• _Extracted data_:
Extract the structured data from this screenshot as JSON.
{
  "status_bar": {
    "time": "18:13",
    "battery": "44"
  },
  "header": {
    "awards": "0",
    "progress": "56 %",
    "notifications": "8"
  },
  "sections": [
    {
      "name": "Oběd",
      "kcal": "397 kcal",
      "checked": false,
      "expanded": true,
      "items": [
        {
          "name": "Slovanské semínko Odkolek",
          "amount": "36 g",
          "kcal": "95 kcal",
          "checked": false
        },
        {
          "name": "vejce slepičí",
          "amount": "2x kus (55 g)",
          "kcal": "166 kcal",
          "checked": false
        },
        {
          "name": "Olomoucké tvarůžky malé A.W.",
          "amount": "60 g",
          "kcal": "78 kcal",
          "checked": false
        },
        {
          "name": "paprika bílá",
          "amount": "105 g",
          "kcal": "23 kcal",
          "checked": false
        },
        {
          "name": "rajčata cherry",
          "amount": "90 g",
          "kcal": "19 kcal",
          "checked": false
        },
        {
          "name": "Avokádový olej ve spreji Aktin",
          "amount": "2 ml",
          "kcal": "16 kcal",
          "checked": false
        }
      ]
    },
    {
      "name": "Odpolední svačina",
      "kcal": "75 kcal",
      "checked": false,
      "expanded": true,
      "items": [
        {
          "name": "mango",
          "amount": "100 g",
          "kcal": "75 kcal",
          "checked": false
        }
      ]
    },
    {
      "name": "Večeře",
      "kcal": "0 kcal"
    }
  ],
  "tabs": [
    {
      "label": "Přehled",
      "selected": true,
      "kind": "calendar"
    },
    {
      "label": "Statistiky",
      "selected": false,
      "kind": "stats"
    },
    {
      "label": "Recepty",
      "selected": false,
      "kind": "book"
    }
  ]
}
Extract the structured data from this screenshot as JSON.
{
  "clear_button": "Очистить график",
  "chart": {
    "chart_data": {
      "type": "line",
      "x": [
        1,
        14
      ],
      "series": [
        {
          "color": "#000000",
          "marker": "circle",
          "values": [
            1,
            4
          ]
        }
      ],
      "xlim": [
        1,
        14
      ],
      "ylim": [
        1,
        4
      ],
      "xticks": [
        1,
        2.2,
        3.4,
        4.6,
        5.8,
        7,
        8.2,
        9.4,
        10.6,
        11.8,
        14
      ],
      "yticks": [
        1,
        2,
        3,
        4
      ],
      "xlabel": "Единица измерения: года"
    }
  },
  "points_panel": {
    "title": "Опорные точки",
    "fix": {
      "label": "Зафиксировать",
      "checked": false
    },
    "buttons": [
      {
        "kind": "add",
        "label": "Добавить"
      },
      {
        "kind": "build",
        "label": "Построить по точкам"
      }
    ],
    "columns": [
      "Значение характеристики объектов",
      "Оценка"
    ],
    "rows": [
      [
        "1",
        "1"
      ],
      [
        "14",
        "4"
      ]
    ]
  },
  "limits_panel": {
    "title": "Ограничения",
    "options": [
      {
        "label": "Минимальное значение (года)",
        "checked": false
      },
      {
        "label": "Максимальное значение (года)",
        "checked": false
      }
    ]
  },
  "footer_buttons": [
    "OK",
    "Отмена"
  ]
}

• _Problem requirements_: Copy out each record exactly as given, omitting none.

• _Complete response_:
Extract the structured data from this screenshot as JSON.
{
  "status_bar": {
    "time": "18:13",
    "battery": "44"
  },
  "header": {
    "awards": "0",
    "progress": "56 %",
    "notifications": "8"
  },
  "sections": [
    {
      "name": "Oběd",
      "kcal": "397 kcal",
      "checked": false,
      "expanded": true,
      "items": [
        {
          "name": "Slovanské semínko Odkolek",
          "amount": "36 g",
          "kcal": "95 kcal",
          "checked": false
        },
        {
          "name": "vejce slepičí",
          "amount": "2x kus (55 g)",
          "kcal": "166 kcal",
          "checked": false
        },
        {
          "name": "Olomoucké tvarůžky malé A.W.",
          "amount": "60 g",
          "kcal": "78 kcal",
          "checked": false
        },
        {
          "name": "paprika bílá",
          "amount": "105 g",
          "kcal": "23 kcal",
          "checked": false
        },
        {
          "name": "rajčata cherry",
          "amount": "90 g",
          "kcal": "19 kcal",
          "checked": false
        },
        {
          "name": "Avokádový olej ve spreji Aktin",
          "amount": "2 ml",
          "kcal": "16 kcal",
          "checked": false
        }
      ]
    },
    {
      "name": "Odpolední svačina",
      "kcal": "75 kcal",
      "checked": false,
      "expanded": true,
      "items": [
        {
          "name": "mango",
          "amount": "100 g",
          "kcal": "75 kcal",
          "checked": false
        }
      ]
    },
    {
      "name": "Večeře",
      "kcal": "0 kcal"
    }
  ],
  "tabs": [
    {
      "label": "Přehled",
      "selected": true,
      "kind": "calendar"
    },
    {
      "label": "Statistiky",
      "selected": false,
      "kind": "stats"
    },
    {
      "label": "Recepty",
      "selected": false,
      "kind": "book"
    }
  ]
}
Extract the structured data from this screenshot as JSON.
{
  "clear_button": "Очистить график",
  "chart": {
    "chart_data": {
      "type": "line",
      "x": [
        1,
        14
      ],
      "series": [
        {
          "color": "#000000",
          "marker": "circle",
          "values": [
            1,
            4
          ]
        }
      ],
      "xlim": [
        1,
        14
      ],
      "ylim": [
        1,
        4
      ],
      "xticks": [
        1,
        2.2,
        3.4,
        4.6,
        5.8,
        7,
        8.2,
        9.4,
        10.6,
        11.8,
        14
      ],
      "yticks": [
        1,
        2,
        3,
        4
      ],
      "xlabel": "Единица измерения: года"
    }
  },
  "points_panel": {
    "title": "Опорные точки",
    "fix": {
      "label": "Зафиксировать",
      "checked": false
    },
    "buttons": [
      {
        "kind": "add",
        "label": "Добавить"
      },
      {
        "kind": "build",
        "label": "Построить по точкам"
      }
    ],
    "columns": [
      "Значение характеристики объектов",
      "Оценка"
    ],
    "rows": [
      [
        "1",
        "1"
      ],
      [
        "14",
        "4"
      ]
    ]
  },
  "limits_panel": {
    "title": "Ограничения",
    "options": [
      {
        "label": "Минимальное значение (года)",
        "checked": false
      },
      {
        "label": "Максимальное значение (года)",
        "checked": false
      }
    ]
  },
  "footer_buttons": [
    "OK",
    "Отмена"
  ]
}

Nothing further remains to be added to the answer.